[Records excerpted from a collection]
————————

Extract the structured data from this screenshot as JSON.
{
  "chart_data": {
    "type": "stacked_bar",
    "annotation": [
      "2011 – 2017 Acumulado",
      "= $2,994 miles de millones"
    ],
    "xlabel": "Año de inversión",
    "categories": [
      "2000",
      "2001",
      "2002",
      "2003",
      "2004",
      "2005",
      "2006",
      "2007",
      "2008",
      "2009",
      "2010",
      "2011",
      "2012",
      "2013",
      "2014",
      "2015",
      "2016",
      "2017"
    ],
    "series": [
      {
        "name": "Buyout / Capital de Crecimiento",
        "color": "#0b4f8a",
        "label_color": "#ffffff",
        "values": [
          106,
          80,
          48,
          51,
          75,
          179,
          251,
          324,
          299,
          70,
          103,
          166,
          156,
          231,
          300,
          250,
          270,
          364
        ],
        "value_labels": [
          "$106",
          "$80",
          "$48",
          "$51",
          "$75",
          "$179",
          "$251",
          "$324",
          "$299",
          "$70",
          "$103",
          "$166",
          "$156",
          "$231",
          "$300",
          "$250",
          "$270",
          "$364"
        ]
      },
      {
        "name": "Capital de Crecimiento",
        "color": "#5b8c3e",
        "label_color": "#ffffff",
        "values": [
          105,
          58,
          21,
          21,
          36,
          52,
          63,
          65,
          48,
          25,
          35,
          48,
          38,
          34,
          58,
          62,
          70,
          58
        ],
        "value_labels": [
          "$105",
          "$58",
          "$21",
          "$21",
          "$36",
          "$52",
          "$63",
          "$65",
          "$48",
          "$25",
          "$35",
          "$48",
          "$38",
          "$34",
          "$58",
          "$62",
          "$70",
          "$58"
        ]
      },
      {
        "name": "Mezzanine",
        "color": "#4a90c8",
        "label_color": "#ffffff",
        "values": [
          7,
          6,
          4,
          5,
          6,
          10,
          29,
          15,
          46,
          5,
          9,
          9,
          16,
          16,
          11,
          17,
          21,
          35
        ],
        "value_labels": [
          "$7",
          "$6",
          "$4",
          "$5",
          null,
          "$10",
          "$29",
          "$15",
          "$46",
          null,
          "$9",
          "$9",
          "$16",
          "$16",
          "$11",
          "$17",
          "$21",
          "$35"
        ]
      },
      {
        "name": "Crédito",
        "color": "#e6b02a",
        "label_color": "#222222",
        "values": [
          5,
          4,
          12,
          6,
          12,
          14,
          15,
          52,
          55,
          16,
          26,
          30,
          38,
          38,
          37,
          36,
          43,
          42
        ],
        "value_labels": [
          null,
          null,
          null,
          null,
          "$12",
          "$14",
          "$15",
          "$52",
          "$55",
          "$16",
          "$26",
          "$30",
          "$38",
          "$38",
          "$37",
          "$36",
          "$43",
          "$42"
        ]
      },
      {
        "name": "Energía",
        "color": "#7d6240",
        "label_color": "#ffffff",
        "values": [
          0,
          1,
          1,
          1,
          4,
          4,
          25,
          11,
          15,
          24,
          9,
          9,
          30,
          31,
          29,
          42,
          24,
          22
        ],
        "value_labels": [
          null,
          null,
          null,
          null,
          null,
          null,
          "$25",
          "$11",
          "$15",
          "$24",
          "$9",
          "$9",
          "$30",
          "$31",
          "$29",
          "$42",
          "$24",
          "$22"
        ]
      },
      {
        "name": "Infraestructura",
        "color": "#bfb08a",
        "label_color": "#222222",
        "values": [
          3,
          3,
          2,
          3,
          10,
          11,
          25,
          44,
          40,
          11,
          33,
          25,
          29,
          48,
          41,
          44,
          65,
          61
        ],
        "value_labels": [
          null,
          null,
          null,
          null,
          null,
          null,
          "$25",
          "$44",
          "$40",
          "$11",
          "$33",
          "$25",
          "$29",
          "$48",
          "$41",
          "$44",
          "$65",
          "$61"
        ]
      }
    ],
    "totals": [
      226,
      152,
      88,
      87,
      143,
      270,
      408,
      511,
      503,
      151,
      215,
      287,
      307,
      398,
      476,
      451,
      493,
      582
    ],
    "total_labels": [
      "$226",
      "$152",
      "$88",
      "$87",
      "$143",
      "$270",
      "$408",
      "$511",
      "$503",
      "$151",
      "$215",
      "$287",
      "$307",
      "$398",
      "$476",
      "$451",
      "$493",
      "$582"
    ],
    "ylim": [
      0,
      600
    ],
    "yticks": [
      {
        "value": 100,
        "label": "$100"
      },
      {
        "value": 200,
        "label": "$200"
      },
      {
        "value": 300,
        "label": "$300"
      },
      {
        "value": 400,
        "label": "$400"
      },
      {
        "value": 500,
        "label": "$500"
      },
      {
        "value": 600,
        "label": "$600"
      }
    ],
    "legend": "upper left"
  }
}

————————

_REQUIREMENT_
Transcribe the records above exactly as they appear.

_THE COMPLETED TASK_
Extract the structured data from this screenshot as JSON.
{
  "chart_data": {
    "type": "stacked_bar",
    "annotation": [
      "2011 – 2017 Acumulado",
      "= $2,994 miles de millones"
    ],
    "xlabel": "Año de inversión",
    "categories": [
      "2000",
      "2001",
      "2002",
      "2003",
      "2004",
      "2005",
      "2006",
      "2007",
      "2008",
      "2009",
      "2010",
      "2011",
      "2012",
      "2013",
      "2014",
      "2015",
      "2016",
      "2017"
    ],
    "series": [
      {
        "name": "Buyout / Capital de Crecimiento",
        "color": "#0b4f8a",
        "label_color": "#ffffff",
        "values": [
          106,
          80,
          48,
          51,
          75,
          179,
          251,
          324,
          299,
          70,
          103,
          166,
          156,
          231,
          300,
          250,
          270,
          364
        ],
        "value_labels": [
          "$106",
          "$80",
          "$48",
          "$51",
          "$75",
          "$179",
          "$251",
          "$324",
          "$299",
          "$70",
          "$103",
          "$166",
          "$156",
          "$231",
          "$300",
          "$250",
          "$270",
          "$364"
        ]
      },
      {
        "name": "Capital de Crecimiento",
        "color": "#5b8c3e",
        "label_color": "#ffffff",
        "values": [
          105,
          58,
          21,
          21,
          36,
          52,
          63,
          65,
          48,
          25,
          35,
          48,
          38,
          34,
          58,
          62,
          70,
          58
        ],
        "value_labels": [
          "$105",
          "$58",
          "$21",
          "$21",
          "$36",
          "$52",
          "$63",
          "$65",
          "$48",
          "$25",
          "$35",
          "$48",
          "$38",
          "$34",
          "$58",
          "$62",
          "$70",
          "$58"
        ]
      },
      {
        "name": "Mezzanine",
        "color": "#4a90c8",
        "label_color": "#ffffff",
        "values": [
          7,
          6,
          4,
          5,
          6,
          10,
          29,
          15,
          46,
          5,
          9,
          9,
          16,
          16,
          11,
          17,
          21,
          35
        ],
        "value_labels": [
          "$7",
          "$6",
          "$4",
          "$5",
          null,
          "$10",
          "$29",
          "$15",
          "$46",
          null,
          "$9",
          "$9",
          "$16",
          "$16",
          "$11",
          "$17",
          "$21",
          "$35"
        ]
      },
      {
        "name": "Crédito",
        "color": "#e6b02a",
        "label_color": "#222222",
        "values": [
          5,
          4,
          12,
          6,
          12,
          14,
          15,
          52,
          55,
          16,
          26,
          30,
          38,
          38,
          37,
          36,
          43,
          42
        ],
        "value_labels": [
          null,
          null,
          null,
          null,
          "$12",
          "$14",
          "$15",
          "$52",
          "$55",
          "$16",
          "$26",
          "$30",
          "$38",
          "$38",
          "$37",
          "$36",
          "$43",
          "$42"
        ]
      },
      {
        "name": "Energía",
        "color": "#7d6240",
        "label_color": "#ffffff",
        "values": [
          0,
          1,
          1,
          1,
          4,
          4,
          25,
          11,
          15,
          24,
          9,
          9,
          30,
          31,
          29,
          42,
          24,
          22
        ],
        "value_labels": [
          null,
          null,
          null,
          null,
          null,
          null,
          "$25",
          "$11",
          "$15",
          "$24",
          "$9",
          "$9",
          "$30",
          "$31",
          "$29",
          "$42",
          "$24",
          "$22"
        ]
      },
      {
        "name": "Infraestructura",
        "color": "#bfb08a",
        "label_color": "#222222",
        "values": [
          3,
          3,
          2,
          3,
          10,
          11,
          25,
          44,
          40,
          11,
          33,
          25,
          29,
          48,
          41,
          44,
          65,
          61
        ],
        "value_labels": [
          null,
          null,
          null,
          null,
          null,
          null,
          "$25",
          "$44",
          "$40",
          "$11",
          "$33",
          "$25",
          "$29",
          "$48",
          "$41",
          "$44",
          "$65",
          "$61"
        ]
      }
    ],
    "totals": [
      226,
      152,
      88,
      87,
      143,
      270,
      408,
      511,
      503,
      151,
      215,
      287,
      307,
      398,
      476,
      451,
      493,
      582
    ],
    "total_labels": [
      "$226",
      "$152",
      "$88",
      "$87",
      "$143",
      "$270",
      "$408",
      "$511",
      "$503",
      "$151",
      "$215",
      "$287",
      "$307",
      "$398",
      "$476",
      "$451",
      "$493",
      "$582"
    ],
    "ylim": [
      0,
      600
    ],
    "yticks": [
      {
        "value": 100,
        "label": "$100"
      },
      {
        "value": 200,
        "label": "$200"
      },
      {
        "value": 300,
        "label": "$300"
      },
      {
        "value": 400,
        "label": "$400"
      },
      {
        "value": 500,
        "label": "$500"
      },
      {
        "value": 600,
        "label": "$600"
      }
    ],
    "legend": "upper left"
  }
}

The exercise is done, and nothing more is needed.